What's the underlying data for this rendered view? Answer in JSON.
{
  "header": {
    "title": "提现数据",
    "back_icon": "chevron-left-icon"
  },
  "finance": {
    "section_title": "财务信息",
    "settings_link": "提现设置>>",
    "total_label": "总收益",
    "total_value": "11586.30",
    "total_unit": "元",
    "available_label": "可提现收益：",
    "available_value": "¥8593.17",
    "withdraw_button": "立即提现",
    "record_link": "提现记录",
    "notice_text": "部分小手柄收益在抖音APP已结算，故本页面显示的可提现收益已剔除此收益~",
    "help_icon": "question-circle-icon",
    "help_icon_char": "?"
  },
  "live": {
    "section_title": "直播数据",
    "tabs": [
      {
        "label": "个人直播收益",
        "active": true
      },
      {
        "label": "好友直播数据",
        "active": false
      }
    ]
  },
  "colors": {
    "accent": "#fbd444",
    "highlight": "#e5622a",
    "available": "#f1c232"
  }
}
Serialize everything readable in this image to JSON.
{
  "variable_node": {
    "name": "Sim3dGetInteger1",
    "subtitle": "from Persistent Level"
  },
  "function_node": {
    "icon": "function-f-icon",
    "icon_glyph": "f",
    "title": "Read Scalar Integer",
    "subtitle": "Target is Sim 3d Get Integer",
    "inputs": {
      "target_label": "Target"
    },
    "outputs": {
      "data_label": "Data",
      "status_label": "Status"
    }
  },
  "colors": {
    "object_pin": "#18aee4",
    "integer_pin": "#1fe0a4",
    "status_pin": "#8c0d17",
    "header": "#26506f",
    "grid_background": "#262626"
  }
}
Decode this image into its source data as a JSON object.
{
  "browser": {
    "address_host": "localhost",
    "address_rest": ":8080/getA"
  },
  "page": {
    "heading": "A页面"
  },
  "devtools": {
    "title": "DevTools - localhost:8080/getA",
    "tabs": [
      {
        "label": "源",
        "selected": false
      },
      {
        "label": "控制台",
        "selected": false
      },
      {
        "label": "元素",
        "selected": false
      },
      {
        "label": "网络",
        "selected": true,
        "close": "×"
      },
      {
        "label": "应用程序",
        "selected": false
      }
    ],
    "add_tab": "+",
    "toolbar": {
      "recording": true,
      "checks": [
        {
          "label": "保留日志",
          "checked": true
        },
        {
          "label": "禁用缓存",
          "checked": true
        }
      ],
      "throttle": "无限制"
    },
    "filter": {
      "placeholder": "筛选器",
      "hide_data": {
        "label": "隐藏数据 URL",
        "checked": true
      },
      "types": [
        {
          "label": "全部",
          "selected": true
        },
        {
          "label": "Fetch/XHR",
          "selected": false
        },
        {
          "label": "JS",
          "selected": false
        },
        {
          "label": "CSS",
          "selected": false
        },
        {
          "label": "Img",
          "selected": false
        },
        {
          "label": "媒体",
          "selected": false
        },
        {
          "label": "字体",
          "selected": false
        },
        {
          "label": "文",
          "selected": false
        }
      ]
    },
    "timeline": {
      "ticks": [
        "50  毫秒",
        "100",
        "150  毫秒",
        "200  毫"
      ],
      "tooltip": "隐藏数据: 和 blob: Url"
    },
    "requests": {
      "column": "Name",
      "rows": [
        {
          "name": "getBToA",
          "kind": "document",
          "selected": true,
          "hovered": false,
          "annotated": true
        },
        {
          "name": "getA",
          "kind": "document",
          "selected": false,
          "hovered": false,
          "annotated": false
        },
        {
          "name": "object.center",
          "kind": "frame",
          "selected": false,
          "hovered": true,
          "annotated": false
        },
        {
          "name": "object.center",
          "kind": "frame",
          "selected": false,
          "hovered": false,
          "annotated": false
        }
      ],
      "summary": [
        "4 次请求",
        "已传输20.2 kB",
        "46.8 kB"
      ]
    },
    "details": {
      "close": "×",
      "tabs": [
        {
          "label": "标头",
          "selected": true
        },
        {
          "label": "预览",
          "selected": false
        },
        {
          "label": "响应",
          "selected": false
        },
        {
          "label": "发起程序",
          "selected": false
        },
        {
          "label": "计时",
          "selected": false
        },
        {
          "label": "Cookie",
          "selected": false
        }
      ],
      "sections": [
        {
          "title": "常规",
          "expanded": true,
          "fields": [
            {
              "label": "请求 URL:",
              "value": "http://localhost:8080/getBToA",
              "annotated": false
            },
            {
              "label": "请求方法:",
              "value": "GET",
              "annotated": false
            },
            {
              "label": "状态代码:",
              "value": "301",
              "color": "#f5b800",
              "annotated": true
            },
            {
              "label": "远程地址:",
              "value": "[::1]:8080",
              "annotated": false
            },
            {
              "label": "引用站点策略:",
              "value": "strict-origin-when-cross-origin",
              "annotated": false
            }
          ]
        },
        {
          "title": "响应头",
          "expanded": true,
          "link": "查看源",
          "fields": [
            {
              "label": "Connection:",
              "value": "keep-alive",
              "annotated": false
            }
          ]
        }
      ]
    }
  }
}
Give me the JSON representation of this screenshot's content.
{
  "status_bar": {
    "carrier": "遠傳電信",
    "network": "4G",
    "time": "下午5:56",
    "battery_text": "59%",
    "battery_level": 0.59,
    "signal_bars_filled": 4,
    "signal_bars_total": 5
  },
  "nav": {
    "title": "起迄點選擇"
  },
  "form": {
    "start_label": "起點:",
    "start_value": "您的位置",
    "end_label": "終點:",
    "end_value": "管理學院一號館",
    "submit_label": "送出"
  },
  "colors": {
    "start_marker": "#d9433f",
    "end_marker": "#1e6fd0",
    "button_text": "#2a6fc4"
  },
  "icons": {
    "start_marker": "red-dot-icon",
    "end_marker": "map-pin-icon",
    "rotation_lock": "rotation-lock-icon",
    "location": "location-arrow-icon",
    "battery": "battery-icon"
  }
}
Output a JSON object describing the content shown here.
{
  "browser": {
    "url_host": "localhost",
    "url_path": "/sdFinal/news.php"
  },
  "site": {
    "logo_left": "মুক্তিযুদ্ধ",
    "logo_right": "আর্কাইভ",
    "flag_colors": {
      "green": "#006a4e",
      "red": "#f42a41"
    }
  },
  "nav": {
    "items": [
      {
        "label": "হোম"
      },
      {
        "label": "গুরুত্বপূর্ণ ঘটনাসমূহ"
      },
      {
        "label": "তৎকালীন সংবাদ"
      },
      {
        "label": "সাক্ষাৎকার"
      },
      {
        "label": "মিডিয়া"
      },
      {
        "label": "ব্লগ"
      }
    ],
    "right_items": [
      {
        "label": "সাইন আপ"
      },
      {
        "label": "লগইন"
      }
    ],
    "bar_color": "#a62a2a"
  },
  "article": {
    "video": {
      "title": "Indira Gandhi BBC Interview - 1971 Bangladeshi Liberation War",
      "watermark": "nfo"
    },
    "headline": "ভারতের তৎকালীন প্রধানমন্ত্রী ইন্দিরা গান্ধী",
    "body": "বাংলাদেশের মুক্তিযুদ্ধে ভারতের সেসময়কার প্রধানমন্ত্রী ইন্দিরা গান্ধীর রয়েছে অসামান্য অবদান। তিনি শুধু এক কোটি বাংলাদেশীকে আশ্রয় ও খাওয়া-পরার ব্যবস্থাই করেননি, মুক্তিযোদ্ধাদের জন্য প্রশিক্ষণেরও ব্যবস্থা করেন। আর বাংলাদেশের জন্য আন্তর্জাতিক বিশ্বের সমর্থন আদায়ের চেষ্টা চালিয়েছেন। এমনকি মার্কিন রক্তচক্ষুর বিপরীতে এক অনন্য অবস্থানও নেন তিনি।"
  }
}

WHAT THE TASK REQUIRES: From the line containing "Output a JSON" down to the last line, reproduce the records exactly. Include both ends.

ANSWER TO THIS PROBLEM:
Output a JSON object describing the content shown here.
{
  "browser": {
    "url_host": "localhost",
    "url_path": "/sdFinal/news.php"
  },
  "site": {
    "logo_left": "মুক্তিযুদ্ধ",
    "logo_right": "আর্কাইভ",
    "flag_colors": {
      "green": "#006a4e",
      "red": "#f42a41"
    }
  },
  "nav": {
    "items": [
      {
        "label": "হোম"
      },
      {
        "label": "গুরুত্বপূর্ণ ঘটনাসমূহ"
      },
      {
        "label": "তৎকালীন সংবাদ"
      },
      {
        "label": "সাক্ষাৎকার"
      },
      {
        "label": "মিডিয়া"
      },
      {
        "label": "ব্লগ"
      }
    ],
    "right_items": [
      {
        "label": "সাইন আপ"
      },
      {
        "label": "লগইন"
      }
    ],
    "bar_color": "#a62a2a"
  },
  "article": {
    "video": {
      "title": "Indira Gandhi BBC Interview - 1971 Bangladeshi Liberation War",
      "watermark": "nfo"
    },
    "headline": "ভারতের তৎকালীন প্রধানমন্ত্রী ইন্দিরা গান্ধী",
    "body": "বাংলাদেশের মুক্তিযুদ্ধে ভারতের সেসময়কার প্রধানমন্ত্রী ইন্দিরা গান্ধীর রয়েছে অসামান্য অবদান। তিনি শুধু এক কোটি বাংলাদেশীকে আশ্রয় ও খাওয়া-পরার ব্যবস্থাই করেননি, মুক্তিযোদ্ধাদের জন্য প্রশিক্ষণেরও ব্যবস্থা করেন। আর বাংলাদেশের জন্য আন্তর্জাতিক বিশ্বের সমর্থন আদায়ের চেষ্টা চালিয়েছেন। এমনকি মার্কিন রক্তচক্ষুর বিপরীতে এক অনন্য অবস্থানও নেন তিনি।"
  }
}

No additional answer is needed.